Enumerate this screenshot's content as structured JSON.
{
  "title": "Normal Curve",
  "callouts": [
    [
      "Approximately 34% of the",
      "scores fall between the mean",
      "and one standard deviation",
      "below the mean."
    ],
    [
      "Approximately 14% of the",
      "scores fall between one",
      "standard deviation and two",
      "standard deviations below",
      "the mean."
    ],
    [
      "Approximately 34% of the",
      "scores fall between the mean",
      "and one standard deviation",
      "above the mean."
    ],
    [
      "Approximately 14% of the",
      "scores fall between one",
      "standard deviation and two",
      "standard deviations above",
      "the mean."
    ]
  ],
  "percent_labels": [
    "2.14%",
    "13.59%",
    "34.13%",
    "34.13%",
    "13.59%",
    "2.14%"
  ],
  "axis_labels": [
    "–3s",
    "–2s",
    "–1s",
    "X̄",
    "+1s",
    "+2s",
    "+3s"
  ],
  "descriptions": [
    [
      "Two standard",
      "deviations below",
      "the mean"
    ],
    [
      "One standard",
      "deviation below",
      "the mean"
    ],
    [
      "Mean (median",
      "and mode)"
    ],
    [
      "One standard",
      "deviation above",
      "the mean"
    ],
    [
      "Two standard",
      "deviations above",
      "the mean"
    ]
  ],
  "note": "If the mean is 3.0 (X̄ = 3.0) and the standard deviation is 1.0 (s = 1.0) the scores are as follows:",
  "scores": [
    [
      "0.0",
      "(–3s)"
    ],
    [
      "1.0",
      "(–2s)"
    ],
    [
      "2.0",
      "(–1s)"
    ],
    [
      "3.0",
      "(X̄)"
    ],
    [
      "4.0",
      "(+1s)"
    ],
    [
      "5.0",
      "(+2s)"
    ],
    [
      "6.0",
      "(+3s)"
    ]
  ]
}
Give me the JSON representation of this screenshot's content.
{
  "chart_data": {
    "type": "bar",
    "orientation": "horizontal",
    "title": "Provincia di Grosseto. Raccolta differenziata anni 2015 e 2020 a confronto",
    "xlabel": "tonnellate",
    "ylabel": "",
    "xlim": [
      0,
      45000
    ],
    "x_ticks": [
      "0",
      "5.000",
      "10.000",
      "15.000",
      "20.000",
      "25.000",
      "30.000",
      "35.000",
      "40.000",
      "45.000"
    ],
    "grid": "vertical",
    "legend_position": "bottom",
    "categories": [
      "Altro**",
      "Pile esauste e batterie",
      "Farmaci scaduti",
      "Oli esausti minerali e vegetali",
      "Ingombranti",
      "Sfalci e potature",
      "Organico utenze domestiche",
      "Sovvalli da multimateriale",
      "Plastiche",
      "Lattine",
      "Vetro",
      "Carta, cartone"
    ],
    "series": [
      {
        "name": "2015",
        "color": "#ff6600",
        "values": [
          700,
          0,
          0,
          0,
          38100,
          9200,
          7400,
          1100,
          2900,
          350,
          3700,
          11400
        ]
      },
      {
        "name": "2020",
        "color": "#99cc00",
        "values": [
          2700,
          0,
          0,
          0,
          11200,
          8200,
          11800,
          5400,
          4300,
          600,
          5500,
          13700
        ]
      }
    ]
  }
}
*****
Directions for this task
Output every record above exactly as it appears.

Response for this exercise
Enumerate this screenshot's content as structured JSON.
{
  "title": "Normal Curve",
  "callouts": [
    [
      "Approximately 34% of the",
      "scores fall between the mean",
      "and one standard deviation",
      "below the mean."
    ],
    [
      "Approximately 14% of the",
      "scores fall between one",
      "standard deviation and two",
      "standard deviations below",
      "the mean."
    ],
    [
      "Approximately 34% of the",
      "scores fall between the mean",
      "and one standard deviation",
      "above the mean."
    ],
    [
      "Approximately 14% of the",
      "scores fall between one",
      "standard deviation and two",
      "standard deviations above",
      "the mean."
    ]
  ],
  "percent_labels": [
    "2.14%",
    "13.59%",
    "34.13%",
    "34.13%",
    "13.59%",
    "2.14%"
  ],
  "axis_labels": [
    "–3s",
    "–2s",
    "–1s",
    "X̄",
    "+1s",
    "+2s",
    "+3s"
  ],
  "descriptions": [
    [
      "Two standard",
      "deviations below",
      "the mean"
    ],
    [
      "One standard",
      "deviation below",
      "the mean"
    ],
    [
      "Mean (median",
      "and mode)"
    ],
    [
      "One standard",
      "deviation above",
      "the mean"
    ],
    [
      "Two standard",
      "deviations above",
      "the mean"
    ]
  ],
  "note": "If the mean is 3.0 (X̄ = 3.0) and the standard deviation is 1.0 (s = 1.0) the scores are as follows:",
  "scores": [
    [
      "0.0",
      "(–3s)"
    ],
    [
      "1.0",
      "(–2s)"
    ],
    [
      "2.0",
      "(–1s)"
    ],
    [
      "3.0",
      "(X̄)"
    ],
    [
      "4.0",
      "(+1s)"
    ],
    [
      "5.0",
      "(+2s)"
    ],
    [
      "6.0",
      "(+3s)"
    ]
  ]
}
Give me the JSON representation of this screenshot's content.
{
  "chart_data": {
    "type": "bar",
    "orientation": "horizontal",
    "title": "Provincia di Grosseto. Raccolta differenziata anni 2015 e 2020 a confronto",
    "xlabel": "tonnellate",
    "ylabel": "",
    "xlim": [
      0,
      45000
    ],
    "x_ticks": [
      "0",
      "5.000",
      "10.000",
      "15.000",
      "20.000",
      "25.000",
      "30.000",
      "35.000",
      "40.000",
      "45.000"
    ],
    "grid": "vertical",
    "legend_position": "bottom",
    "categories": [
      "Altro**",
      "Pile esauste e batterie",
      "Farmaci scaduti",
      "Oli esausti minerali e vegetali",
      "Ingombranti",
      "Sfalci e potature",
      "Organico utenze domestiche",
      "Sovvalli da multimateriale",
      "Plastiche",
      "Lattine",
      "Vetro",
      "Carta, cartone"
    ],
    "series": [
      {
        "name": "2015",
        "color": "#ff6600",
        "values": [
          700,
          0,
          0,
          0,
          38100,
          9200,
          7400,
          1100,
          2900,
          350,
          3700,
          11400
        ]
      },
      {
        "name": "2020",
        "color": "#99cc00",
        "values": [
          2700,
          0,
          0,
          0,
          11200,
          8200,
          11800,
          5400,
          4300,
          600,
          5500,
          13700
        ]
      }
    ]
  }
}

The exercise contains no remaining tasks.